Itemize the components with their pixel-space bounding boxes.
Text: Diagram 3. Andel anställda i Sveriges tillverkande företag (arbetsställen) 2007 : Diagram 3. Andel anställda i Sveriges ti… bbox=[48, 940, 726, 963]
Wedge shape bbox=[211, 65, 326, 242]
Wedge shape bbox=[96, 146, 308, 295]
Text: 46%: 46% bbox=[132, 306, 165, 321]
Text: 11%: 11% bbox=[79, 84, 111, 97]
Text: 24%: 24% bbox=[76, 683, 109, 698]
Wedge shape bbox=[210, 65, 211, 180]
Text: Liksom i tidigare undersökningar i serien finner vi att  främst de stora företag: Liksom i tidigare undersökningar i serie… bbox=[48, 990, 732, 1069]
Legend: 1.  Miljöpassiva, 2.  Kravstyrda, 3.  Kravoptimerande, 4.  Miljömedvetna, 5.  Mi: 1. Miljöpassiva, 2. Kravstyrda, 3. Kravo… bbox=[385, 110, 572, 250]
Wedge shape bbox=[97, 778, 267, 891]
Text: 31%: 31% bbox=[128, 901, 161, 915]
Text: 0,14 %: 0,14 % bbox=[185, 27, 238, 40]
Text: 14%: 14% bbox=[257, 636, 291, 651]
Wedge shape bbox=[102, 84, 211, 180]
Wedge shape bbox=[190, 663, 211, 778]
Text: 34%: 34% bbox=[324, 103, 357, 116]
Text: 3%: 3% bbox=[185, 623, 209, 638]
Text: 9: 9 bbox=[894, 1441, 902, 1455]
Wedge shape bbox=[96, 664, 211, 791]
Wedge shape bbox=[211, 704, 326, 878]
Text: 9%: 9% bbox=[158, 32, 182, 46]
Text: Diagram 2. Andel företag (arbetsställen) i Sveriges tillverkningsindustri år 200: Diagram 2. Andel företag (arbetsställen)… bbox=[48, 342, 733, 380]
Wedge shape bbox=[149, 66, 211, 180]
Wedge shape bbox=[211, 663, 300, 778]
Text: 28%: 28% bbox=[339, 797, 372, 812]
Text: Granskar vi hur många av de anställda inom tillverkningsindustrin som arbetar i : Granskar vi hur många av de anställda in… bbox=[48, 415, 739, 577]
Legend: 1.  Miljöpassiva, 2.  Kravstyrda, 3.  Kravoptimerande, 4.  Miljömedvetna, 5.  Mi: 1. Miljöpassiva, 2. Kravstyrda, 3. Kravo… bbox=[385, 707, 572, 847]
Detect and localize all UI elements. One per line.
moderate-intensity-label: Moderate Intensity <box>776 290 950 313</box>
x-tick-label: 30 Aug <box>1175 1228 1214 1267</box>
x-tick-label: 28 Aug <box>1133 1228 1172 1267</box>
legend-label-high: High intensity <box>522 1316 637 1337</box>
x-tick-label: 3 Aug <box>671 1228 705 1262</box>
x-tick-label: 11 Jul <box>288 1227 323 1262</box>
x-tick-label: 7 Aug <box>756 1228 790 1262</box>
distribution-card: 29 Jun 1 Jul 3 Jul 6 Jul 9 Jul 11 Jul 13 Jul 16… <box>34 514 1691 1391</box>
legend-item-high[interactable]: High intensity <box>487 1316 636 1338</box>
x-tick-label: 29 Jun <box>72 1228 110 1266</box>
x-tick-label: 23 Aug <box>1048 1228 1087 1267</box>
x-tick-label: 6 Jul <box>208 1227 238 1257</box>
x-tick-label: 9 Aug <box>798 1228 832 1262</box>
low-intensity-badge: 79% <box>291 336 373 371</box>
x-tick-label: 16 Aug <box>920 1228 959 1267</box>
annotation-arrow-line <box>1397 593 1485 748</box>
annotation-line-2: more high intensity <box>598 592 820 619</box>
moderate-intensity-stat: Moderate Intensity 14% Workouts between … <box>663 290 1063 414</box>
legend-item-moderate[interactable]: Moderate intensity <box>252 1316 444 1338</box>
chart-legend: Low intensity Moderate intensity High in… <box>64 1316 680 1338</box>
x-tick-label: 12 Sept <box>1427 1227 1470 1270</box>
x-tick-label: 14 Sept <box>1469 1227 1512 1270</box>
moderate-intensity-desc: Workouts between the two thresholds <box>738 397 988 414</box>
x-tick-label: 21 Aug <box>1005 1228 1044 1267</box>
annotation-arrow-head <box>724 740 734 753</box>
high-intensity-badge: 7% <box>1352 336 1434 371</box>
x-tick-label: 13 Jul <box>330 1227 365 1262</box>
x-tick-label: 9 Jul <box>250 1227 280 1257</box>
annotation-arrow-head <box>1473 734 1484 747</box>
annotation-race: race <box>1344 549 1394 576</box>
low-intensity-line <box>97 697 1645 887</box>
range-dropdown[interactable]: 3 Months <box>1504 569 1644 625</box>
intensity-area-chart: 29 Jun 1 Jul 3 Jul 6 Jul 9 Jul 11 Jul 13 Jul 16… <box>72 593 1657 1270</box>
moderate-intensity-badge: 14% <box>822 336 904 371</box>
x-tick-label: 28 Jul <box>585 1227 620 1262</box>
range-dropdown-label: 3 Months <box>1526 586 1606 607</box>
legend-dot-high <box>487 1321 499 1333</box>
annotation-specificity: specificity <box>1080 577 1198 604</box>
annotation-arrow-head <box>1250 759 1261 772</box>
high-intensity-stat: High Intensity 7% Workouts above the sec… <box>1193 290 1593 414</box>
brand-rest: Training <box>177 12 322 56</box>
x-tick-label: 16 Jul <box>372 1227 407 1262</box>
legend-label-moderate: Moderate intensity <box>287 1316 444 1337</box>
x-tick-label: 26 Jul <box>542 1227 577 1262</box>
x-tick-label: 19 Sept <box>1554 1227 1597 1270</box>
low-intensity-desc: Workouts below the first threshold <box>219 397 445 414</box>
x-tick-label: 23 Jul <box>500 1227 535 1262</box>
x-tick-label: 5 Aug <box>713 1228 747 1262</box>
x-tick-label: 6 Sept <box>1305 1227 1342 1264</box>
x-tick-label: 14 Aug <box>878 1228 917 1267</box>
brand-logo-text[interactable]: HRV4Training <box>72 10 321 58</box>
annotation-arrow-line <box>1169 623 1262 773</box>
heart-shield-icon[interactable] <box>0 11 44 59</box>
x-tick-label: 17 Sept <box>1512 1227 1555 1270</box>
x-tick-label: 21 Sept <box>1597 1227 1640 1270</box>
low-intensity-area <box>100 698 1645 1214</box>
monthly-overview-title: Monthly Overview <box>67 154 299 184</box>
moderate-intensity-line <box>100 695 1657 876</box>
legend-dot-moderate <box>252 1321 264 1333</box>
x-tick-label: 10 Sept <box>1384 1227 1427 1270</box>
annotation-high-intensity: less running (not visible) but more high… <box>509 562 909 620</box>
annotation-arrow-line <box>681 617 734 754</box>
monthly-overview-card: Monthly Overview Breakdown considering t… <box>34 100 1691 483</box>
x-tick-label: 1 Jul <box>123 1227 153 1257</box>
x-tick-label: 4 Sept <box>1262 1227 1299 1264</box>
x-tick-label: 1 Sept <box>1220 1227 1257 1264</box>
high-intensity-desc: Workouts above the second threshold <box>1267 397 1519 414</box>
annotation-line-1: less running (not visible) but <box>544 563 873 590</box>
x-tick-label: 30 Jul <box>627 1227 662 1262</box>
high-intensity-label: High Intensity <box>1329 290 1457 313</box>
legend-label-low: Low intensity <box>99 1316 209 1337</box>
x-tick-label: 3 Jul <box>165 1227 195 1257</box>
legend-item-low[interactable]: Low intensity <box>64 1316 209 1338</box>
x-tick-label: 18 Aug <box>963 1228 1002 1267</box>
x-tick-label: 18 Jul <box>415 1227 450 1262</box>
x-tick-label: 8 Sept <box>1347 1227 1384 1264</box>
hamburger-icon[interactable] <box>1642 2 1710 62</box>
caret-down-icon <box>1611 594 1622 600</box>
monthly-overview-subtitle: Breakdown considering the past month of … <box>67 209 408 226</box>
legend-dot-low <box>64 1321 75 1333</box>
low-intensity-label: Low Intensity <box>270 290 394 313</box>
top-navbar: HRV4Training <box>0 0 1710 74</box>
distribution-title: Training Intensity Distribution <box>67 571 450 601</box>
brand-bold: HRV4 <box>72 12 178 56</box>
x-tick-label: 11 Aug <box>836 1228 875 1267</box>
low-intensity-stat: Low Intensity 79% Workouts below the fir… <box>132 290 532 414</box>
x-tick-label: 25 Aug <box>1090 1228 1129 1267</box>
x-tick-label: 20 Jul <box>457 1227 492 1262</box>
☆ ☆ ☆ ☆ ☆ ☆ ☆
(Work to do) Extract each line of the material above that contains the string "Andel", copying each one in full.

(Task result)
Text: Diagram 3. Andel anställda i Sveriges tillverkande företag (arbetsställen) 2007 : Diagram 3. Andel anställda i Sveriges ti… bbox=[48, 940, 726, 963]
Text: Diagram 2. Andel företag (arbetsställen) i Sveriges tillverkningsindustri år 200: Diagram 2. Andel företag (arbetsställen)… bbox=[48, 342, 733, 380]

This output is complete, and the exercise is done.